— Begin Entries provided —

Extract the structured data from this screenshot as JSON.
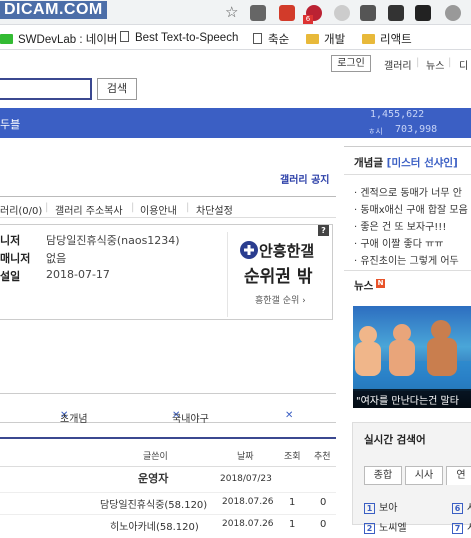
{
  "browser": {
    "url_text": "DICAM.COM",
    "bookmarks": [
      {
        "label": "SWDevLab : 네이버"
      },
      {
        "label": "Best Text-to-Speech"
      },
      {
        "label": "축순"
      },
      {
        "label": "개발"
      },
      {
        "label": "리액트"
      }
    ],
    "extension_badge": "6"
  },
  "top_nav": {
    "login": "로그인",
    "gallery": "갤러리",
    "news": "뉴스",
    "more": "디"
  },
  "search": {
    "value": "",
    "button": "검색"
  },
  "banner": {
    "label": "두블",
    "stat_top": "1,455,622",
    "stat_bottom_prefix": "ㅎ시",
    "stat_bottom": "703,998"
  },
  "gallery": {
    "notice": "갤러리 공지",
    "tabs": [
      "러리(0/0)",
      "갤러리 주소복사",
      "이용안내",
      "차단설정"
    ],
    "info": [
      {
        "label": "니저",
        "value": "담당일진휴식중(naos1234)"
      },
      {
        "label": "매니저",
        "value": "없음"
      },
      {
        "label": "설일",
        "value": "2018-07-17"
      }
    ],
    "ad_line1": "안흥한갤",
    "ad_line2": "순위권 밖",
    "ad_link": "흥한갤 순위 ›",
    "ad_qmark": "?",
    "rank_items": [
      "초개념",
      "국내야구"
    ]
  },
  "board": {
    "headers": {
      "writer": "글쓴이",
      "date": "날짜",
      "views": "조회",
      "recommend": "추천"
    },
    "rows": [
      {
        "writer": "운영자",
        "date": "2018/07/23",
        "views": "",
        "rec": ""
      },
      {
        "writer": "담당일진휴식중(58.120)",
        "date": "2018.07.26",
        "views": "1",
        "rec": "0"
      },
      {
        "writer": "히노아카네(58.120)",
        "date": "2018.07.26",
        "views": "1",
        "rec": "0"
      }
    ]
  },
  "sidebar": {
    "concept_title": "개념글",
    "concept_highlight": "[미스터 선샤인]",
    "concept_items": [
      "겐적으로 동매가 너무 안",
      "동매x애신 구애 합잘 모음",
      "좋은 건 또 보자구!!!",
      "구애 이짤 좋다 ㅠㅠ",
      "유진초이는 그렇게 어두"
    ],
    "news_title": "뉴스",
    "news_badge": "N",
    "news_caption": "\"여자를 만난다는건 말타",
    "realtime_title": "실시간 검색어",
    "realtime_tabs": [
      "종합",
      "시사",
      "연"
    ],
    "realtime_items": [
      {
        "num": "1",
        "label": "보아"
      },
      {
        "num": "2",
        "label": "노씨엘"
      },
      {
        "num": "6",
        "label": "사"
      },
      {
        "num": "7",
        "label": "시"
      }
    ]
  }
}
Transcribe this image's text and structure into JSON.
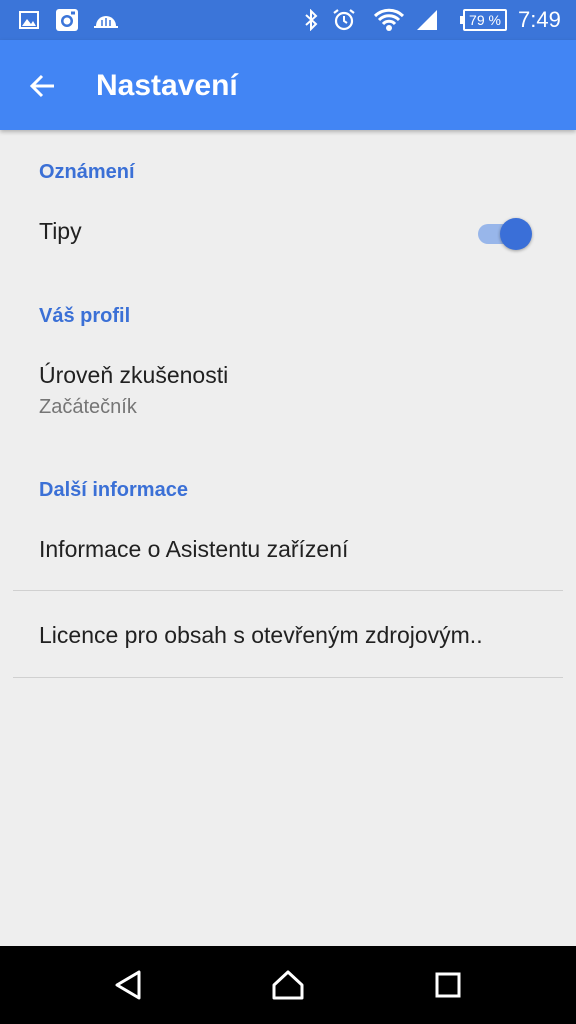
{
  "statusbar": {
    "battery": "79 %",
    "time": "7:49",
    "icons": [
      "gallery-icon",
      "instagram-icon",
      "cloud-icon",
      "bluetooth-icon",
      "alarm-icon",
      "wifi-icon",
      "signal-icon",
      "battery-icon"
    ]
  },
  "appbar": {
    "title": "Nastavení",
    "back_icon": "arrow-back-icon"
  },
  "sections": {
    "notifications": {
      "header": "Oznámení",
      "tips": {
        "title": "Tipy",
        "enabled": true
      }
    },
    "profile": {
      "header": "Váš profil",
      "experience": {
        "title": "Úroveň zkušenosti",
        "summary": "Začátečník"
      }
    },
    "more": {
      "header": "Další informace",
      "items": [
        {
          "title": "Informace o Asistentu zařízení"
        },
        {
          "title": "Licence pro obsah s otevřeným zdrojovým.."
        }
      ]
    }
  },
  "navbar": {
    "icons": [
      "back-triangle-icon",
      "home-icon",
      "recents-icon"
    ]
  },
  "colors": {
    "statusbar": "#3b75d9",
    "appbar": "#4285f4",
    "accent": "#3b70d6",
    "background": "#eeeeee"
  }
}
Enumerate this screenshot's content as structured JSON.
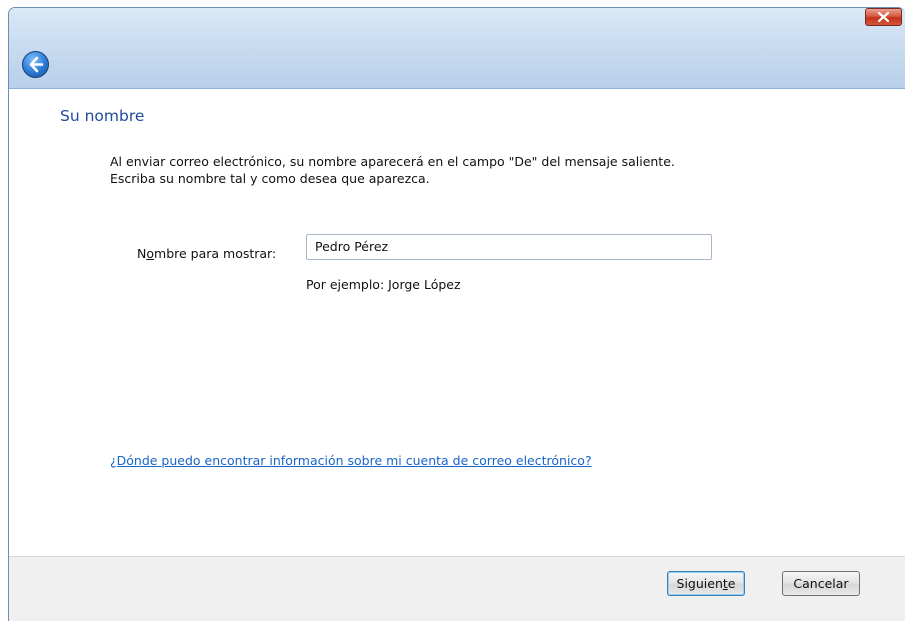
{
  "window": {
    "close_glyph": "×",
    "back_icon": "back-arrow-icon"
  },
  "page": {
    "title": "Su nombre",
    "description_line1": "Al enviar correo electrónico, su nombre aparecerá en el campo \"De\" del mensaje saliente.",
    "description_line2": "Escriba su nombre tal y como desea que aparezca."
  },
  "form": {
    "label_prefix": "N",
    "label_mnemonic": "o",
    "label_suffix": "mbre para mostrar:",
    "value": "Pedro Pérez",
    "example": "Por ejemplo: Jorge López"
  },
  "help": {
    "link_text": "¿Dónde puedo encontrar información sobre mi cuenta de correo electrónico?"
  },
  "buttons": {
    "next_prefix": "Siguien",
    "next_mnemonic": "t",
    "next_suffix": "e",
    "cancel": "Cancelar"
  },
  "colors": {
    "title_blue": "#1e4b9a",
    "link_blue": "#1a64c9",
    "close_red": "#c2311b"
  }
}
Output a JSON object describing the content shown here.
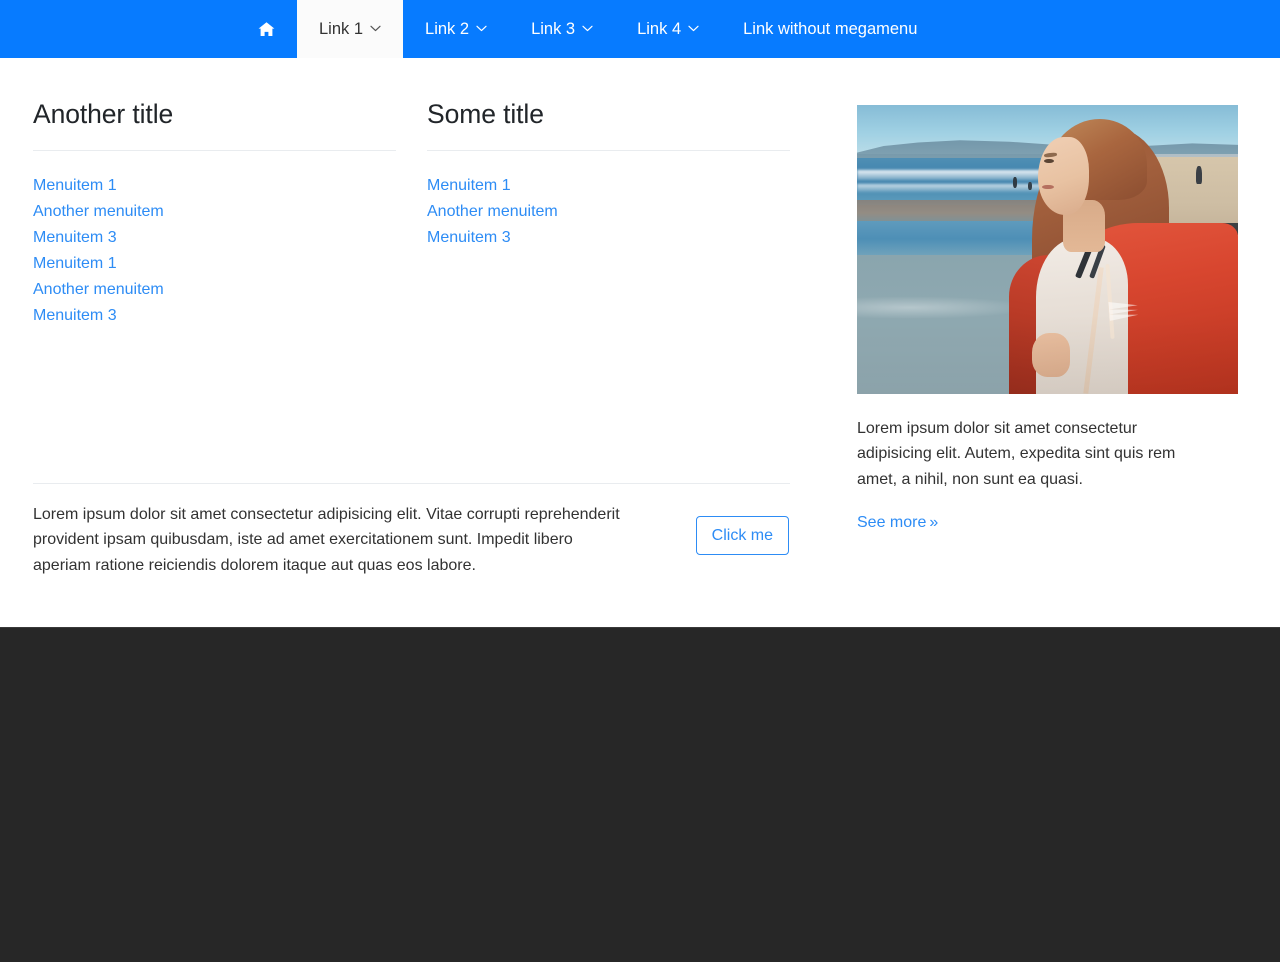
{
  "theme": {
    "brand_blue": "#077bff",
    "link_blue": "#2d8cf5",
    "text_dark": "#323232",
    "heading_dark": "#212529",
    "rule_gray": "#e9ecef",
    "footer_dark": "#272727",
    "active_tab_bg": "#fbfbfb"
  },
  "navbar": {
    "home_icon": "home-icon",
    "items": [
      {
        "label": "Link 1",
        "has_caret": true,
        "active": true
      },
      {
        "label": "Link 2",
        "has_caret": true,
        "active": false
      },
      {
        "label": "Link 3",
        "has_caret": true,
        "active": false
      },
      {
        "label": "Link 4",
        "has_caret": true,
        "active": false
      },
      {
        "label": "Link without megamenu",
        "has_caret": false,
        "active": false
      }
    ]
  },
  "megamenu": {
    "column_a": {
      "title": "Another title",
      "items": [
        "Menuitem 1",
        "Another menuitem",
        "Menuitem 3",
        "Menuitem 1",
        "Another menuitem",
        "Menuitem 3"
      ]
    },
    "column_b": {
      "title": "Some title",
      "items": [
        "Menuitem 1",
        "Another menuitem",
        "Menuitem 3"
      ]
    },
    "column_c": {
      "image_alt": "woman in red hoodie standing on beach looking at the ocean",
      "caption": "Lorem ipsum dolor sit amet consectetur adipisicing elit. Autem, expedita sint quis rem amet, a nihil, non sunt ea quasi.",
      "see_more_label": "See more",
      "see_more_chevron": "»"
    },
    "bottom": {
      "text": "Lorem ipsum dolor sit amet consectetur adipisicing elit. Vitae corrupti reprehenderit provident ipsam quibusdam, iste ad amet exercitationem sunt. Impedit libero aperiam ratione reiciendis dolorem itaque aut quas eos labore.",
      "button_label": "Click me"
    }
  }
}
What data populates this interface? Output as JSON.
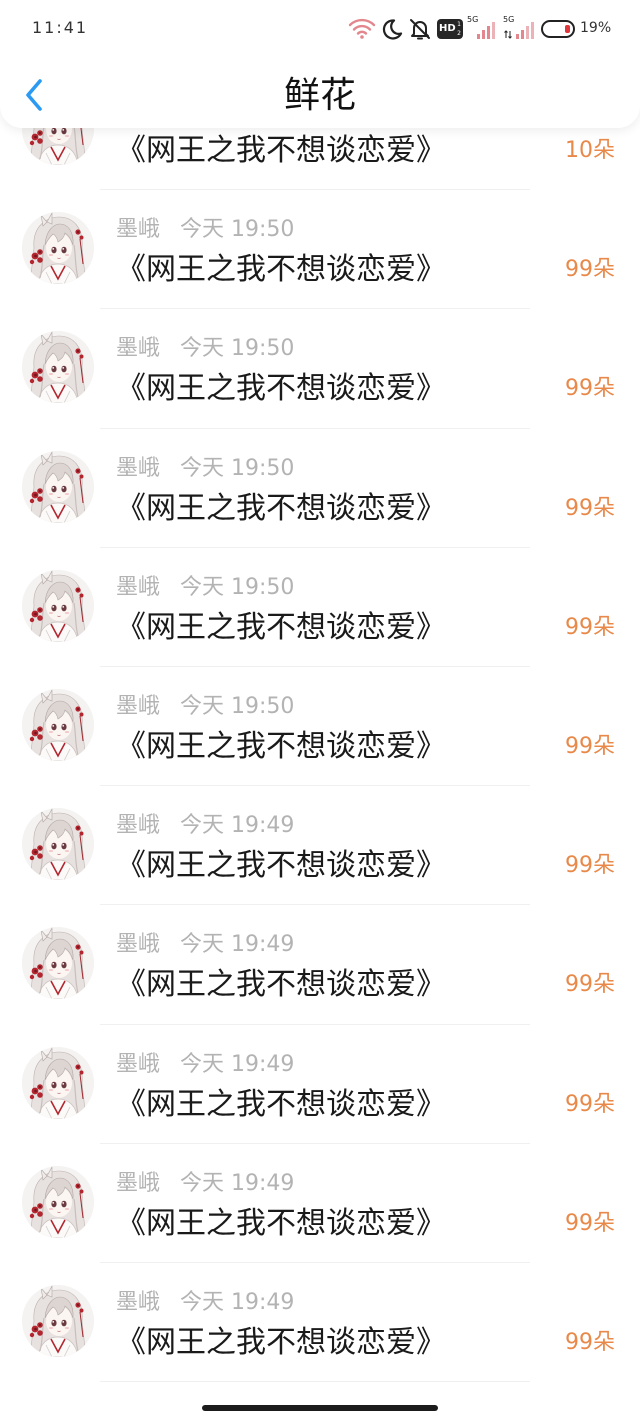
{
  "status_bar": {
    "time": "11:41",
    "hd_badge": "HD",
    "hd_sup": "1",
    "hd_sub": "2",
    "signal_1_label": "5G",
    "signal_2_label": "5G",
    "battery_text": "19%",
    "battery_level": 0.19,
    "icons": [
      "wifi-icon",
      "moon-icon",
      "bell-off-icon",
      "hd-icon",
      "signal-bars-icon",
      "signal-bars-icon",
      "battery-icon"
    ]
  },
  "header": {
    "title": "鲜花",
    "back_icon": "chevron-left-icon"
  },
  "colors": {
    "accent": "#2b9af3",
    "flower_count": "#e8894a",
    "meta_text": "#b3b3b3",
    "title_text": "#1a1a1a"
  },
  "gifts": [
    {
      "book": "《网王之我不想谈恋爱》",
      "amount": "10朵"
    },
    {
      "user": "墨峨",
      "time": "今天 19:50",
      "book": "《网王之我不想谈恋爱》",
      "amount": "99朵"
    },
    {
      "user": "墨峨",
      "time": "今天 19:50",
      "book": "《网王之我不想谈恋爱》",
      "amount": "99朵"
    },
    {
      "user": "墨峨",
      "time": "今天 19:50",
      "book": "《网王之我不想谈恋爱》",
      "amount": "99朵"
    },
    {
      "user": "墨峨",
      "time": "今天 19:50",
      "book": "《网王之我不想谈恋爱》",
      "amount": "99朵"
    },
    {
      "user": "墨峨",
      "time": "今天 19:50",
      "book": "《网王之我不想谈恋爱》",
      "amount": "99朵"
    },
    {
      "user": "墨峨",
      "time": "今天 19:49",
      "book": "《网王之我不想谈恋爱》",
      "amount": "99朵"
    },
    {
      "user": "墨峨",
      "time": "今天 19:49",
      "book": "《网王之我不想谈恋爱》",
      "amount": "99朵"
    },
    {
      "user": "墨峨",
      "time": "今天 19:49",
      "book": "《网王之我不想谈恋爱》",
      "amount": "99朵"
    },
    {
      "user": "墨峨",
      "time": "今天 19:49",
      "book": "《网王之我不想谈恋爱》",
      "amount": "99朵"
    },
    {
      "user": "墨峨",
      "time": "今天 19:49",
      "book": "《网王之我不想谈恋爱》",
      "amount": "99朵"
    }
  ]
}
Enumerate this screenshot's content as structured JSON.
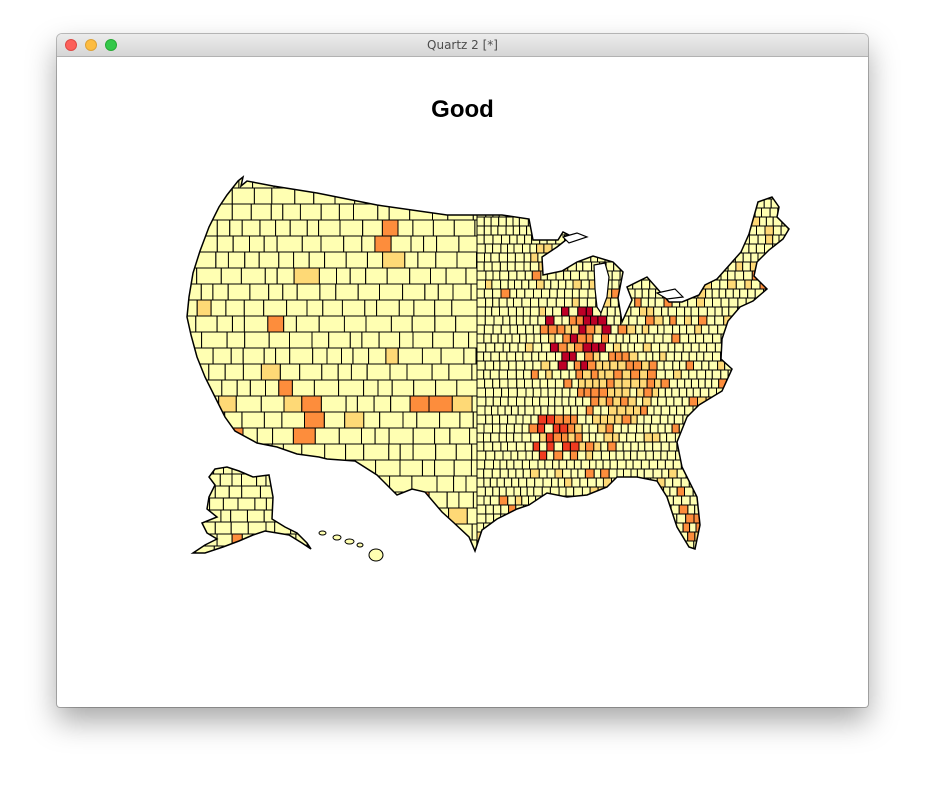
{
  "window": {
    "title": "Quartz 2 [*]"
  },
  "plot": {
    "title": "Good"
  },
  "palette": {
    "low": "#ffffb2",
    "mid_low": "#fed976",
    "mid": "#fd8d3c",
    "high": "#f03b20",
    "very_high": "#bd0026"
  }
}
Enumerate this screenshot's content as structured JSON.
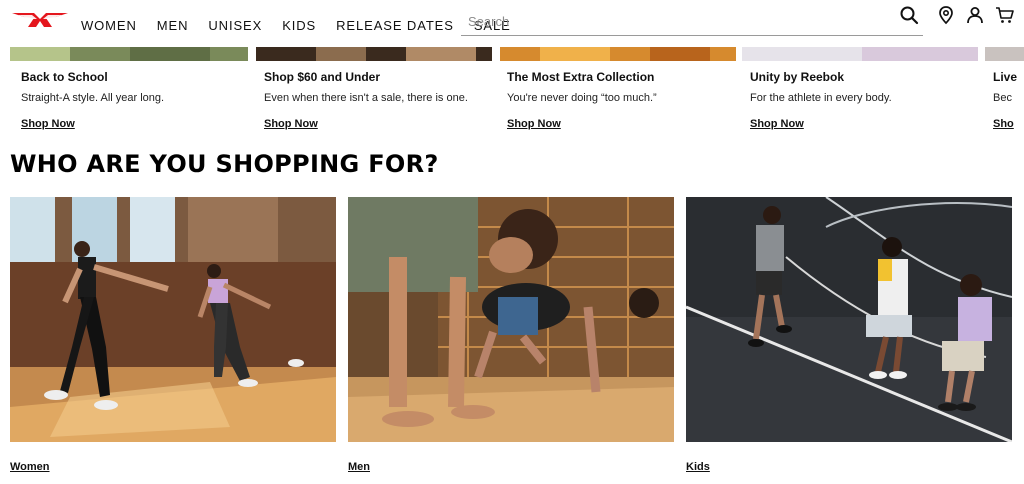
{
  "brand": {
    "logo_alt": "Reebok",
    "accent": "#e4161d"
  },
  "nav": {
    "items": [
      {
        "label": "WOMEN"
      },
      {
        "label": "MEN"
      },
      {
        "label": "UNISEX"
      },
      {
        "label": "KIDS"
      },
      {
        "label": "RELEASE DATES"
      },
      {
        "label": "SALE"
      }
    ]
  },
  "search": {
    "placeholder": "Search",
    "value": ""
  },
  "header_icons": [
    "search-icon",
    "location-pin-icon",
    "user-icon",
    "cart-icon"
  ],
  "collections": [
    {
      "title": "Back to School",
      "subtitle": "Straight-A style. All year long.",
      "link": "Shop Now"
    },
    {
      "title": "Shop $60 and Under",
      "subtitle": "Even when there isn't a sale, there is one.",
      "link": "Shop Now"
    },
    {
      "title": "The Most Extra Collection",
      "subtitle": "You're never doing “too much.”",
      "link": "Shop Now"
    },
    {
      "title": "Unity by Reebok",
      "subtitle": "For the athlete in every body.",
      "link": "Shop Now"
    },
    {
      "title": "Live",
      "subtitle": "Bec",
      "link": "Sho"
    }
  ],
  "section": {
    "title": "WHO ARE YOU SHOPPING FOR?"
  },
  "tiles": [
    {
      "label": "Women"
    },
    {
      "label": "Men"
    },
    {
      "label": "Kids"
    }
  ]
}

— End Entries provided —

Written request:
In the entries above, count each line that holds "data". Give the total and nothing else.

Response:
2